— Work to complete —
Show all lines holding "Statements".

--

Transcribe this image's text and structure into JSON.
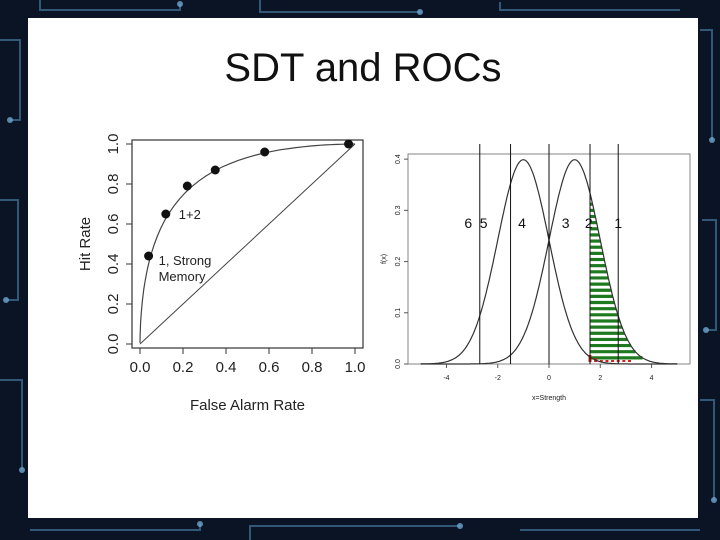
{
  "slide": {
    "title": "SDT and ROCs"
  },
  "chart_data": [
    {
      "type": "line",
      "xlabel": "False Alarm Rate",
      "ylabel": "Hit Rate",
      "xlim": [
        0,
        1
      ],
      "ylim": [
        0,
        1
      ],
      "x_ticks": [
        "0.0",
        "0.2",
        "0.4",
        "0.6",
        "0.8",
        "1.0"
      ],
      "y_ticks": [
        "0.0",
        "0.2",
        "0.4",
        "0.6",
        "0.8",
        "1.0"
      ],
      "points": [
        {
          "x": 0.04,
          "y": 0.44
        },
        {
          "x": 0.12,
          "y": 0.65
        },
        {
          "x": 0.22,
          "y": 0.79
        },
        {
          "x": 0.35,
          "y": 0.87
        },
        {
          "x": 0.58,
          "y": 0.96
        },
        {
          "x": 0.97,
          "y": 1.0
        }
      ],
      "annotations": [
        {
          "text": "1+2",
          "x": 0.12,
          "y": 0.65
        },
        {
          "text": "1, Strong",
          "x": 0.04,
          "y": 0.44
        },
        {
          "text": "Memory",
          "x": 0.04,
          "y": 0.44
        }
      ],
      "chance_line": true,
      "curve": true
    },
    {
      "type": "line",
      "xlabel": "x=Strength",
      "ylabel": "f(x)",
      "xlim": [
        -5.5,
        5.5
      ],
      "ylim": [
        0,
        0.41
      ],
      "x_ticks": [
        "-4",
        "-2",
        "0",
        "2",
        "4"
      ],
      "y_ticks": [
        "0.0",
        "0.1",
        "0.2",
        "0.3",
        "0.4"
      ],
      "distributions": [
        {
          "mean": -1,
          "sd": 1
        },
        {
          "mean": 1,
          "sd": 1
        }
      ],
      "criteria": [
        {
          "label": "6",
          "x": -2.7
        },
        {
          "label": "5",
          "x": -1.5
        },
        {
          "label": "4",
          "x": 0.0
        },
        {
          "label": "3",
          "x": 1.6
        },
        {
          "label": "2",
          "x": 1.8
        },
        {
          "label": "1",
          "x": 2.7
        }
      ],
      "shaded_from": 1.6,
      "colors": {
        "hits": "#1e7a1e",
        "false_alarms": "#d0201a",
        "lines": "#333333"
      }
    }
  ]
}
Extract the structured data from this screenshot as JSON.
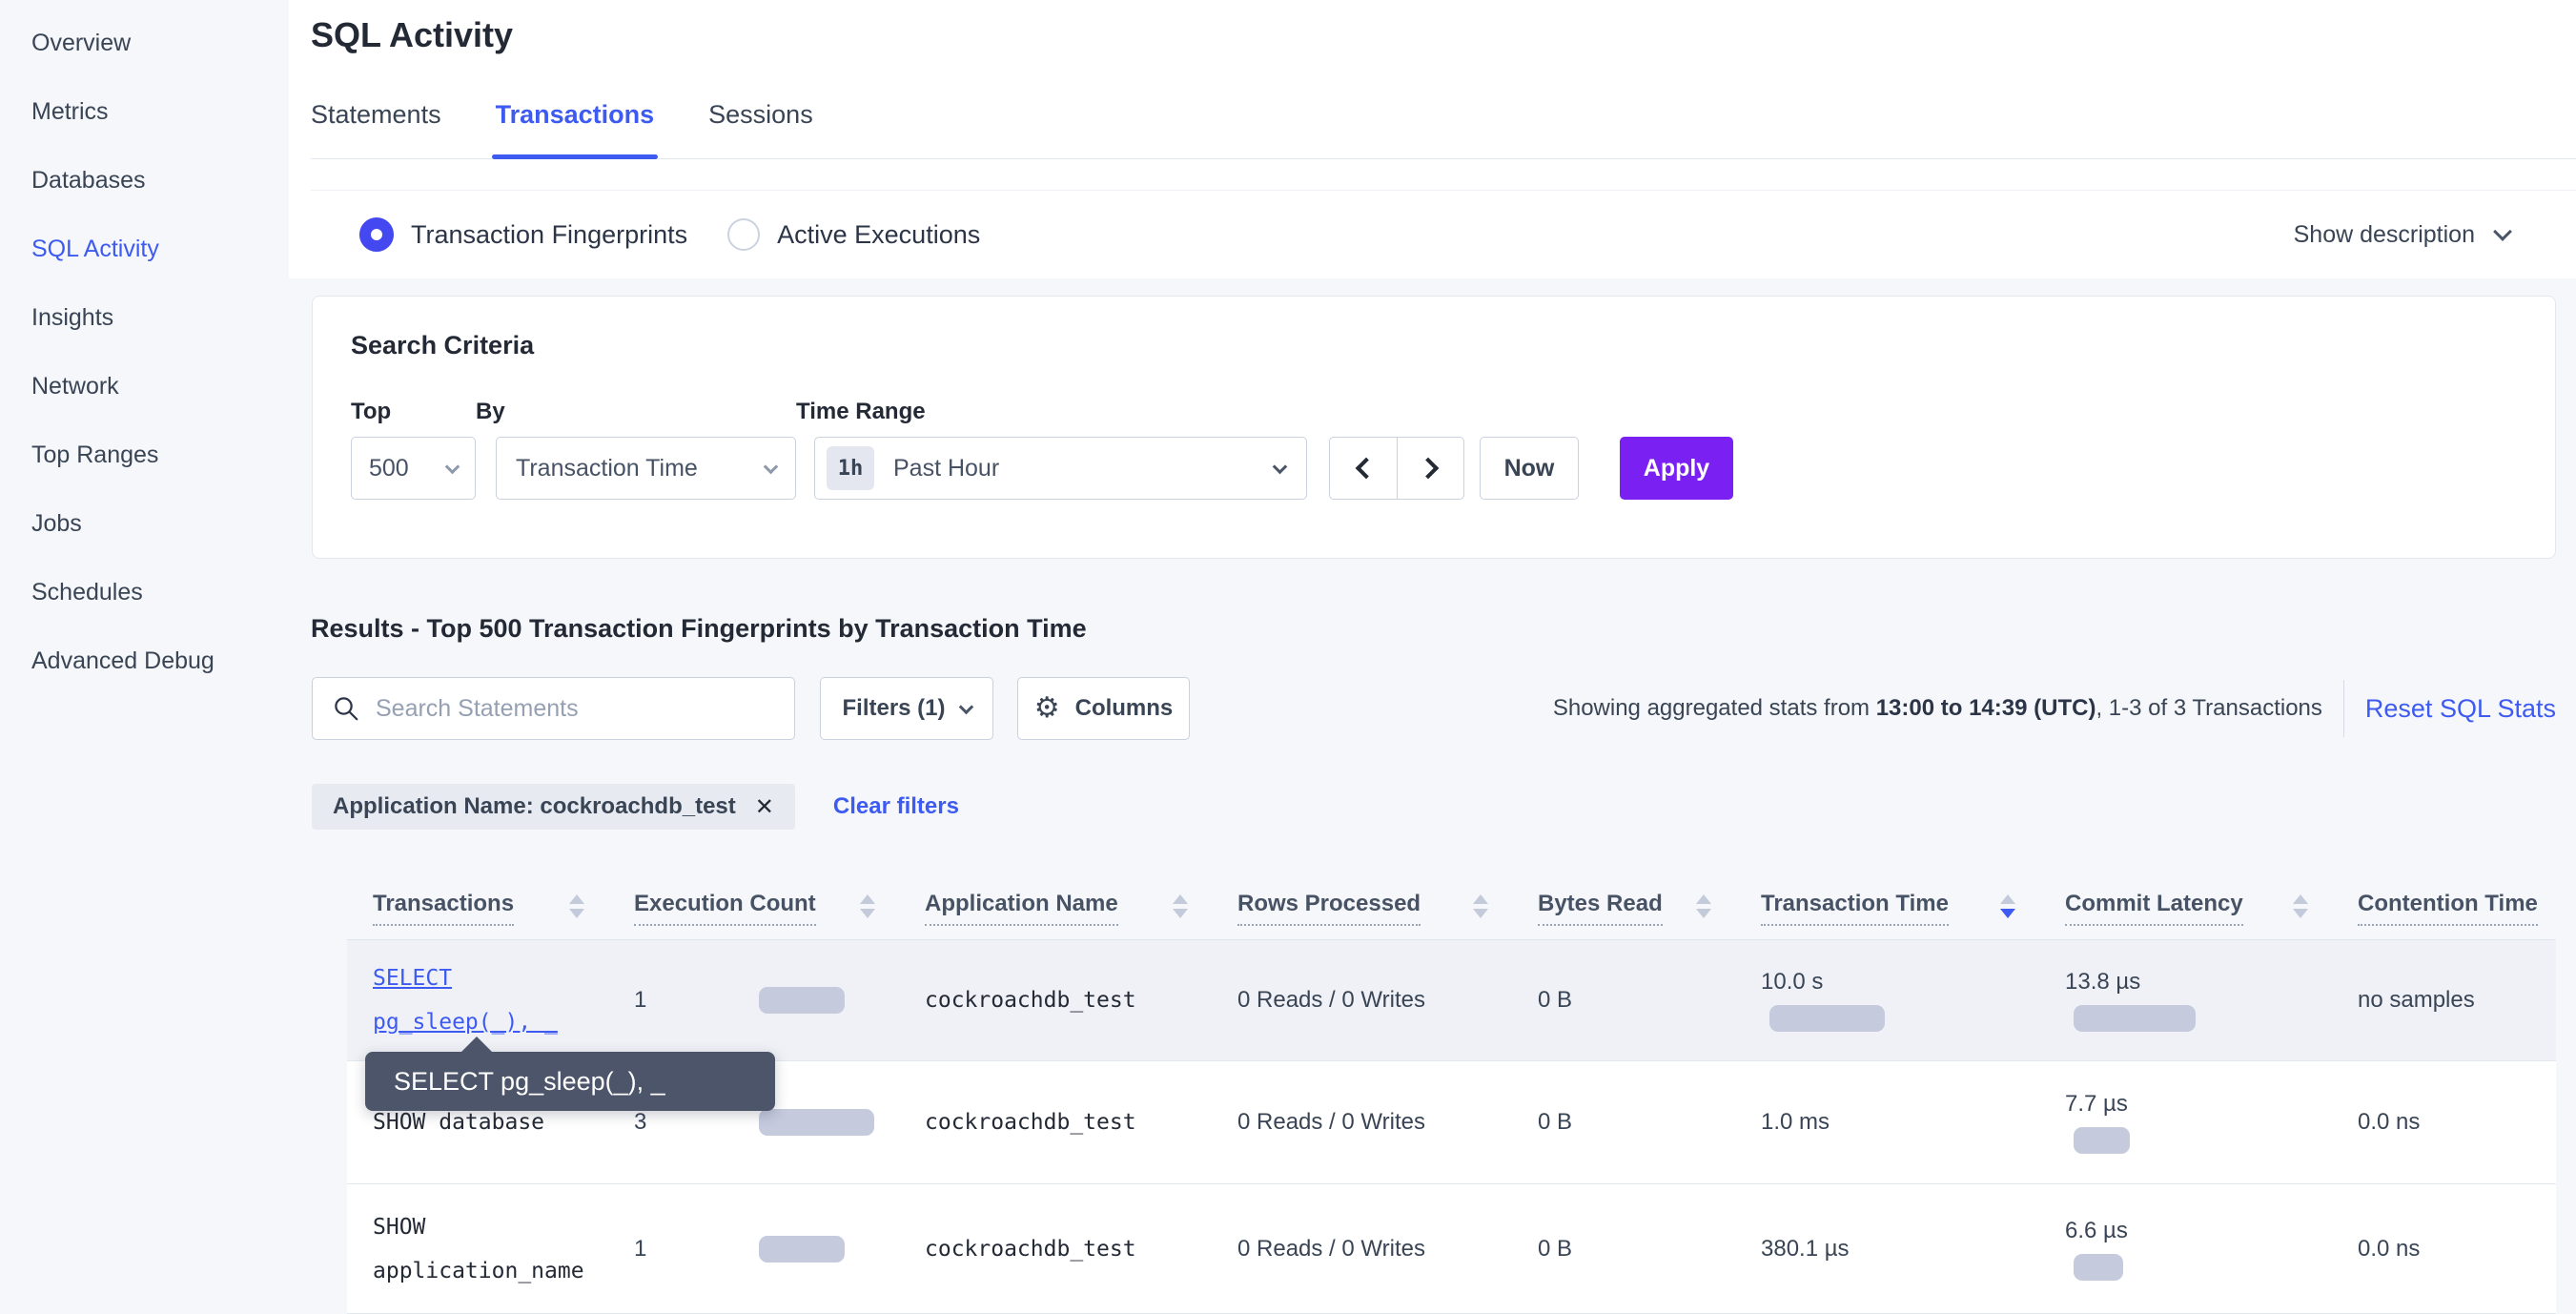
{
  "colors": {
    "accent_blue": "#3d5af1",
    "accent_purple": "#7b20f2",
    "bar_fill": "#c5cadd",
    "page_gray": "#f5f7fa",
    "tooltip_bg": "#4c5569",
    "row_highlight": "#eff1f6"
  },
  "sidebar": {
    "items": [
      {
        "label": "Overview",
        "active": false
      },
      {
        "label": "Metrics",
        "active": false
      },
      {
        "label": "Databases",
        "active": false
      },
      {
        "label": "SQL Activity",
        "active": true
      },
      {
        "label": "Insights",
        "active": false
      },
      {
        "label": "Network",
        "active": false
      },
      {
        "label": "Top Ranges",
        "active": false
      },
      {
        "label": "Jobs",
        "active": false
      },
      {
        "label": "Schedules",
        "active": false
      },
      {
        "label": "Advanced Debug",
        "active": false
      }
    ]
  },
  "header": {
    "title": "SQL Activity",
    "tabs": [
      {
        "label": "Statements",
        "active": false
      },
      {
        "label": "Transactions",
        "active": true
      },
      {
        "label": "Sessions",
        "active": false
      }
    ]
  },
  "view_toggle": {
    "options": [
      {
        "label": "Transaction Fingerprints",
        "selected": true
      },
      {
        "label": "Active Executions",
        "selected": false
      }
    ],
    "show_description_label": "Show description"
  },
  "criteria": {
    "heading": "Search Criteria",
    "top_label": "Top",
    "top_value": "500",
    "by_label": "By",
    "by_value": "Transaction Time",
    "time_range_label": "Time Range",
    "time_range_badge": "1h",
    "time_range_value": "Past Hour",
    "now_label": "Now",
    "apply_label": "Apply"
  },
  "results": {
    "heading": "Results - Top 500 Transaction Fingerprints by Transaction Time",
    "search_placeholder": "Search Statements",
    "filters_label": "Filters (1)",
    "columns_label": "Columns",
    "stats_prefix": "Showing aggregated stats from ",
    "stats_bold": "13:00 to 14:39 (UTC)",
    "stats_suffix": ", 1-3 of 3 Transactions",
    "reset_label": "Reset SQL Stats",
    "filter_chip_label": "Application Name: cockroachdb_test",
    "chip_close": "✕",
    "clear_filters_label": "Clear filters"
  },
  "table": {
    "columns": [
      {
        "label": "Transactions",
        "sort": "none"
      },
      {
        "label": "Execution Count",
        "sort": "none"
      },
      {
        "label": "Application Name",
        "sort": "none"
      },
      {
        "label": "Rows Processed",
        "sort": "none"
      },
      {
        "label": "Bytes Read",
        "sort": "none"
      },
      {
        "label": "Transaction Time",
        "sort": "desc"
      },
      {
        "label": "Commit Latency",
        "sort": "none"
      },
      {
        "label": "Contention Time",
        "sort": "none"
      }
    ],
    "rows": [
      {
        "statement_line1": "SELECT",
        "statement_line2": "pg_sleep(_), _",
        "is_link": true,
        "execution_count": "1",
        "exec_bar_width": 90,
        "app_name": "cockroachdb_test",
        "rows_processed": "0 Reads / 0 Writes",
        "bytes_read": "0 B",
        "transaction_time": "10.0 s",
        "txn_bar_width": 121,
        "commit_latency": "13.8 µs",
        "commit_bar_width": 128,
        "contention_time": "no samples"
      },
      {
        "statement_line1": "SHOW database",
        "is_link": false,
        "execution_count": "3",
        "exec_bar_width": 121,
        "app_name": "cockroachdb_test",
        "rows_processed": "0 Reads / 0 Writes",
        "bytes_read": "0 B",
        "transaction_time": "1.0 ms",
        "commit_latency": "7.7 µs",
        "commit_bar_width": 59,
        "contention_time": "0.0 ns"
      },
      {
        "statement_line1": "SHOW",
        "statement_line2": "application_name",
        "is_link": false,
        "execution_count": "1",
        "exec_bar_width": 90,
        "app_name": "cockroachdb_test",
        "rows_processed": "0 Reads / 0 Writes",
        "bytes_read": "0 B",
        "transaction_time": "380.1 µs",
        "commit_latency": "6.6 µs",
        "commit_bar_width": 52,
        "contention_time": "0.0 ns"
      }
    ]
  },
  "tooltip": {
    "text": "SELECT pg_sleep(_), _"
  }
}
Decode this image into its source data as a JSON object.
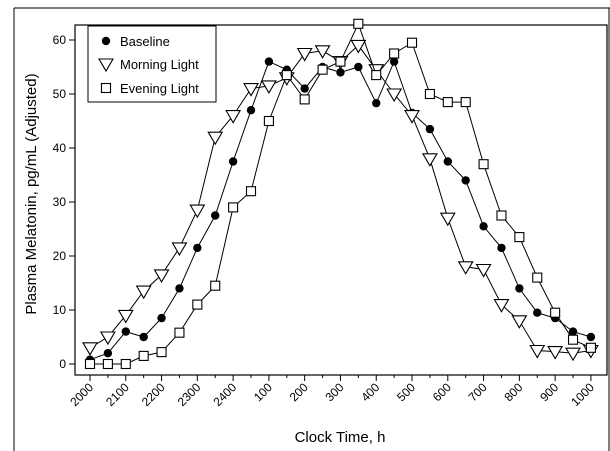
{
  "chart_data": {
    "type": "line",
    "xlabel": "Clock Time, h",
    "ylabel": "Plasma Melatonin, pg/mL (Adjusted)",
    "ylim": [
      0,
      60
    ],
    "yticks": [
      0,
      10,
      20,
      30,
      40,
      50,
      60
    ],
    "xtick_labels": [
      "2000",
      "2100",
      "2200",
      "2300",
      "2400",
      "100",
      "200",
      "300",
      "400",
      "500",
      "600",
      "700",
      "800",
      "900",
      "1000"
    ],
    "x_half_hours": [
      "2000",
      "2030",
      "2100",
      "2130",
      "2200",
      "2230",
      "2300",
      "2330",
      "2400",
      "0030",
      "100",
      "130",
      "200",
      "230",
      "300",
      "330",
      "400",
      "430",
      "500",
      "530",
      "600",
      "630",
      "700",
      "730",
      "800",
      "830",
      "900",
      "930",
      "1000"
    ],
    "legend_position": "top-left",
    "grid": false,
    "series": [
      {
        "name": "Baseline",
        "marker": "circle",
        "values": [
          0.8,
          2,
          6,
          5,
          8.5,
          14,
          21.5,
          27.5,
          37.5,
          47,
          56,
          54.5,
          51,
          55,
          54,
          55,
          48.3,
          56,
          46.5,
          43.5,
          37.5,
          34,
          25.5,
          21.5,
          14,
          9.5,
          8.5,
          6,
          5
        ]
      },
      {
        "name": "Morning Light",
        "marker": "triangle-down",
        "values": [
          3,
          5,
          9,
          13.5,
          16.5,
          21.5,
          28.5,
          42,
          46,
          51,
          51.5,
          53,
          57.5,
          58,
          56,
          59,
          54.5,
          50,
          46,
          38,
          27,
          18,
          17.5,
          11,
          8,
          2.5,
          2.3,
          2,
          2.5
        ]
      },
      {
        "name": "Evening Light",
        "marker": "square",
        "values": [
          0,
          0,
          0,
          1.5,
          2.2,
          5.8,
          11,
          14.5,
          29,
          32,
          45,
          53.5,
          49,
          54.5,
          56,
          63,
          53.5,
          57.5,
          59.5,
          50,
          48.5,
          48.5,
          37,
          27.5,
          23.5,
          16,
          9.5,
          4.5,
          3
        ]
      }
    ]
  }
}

--

— Finished answer —
        "label": "Statements",
    "search_placeholder": "Search Statements",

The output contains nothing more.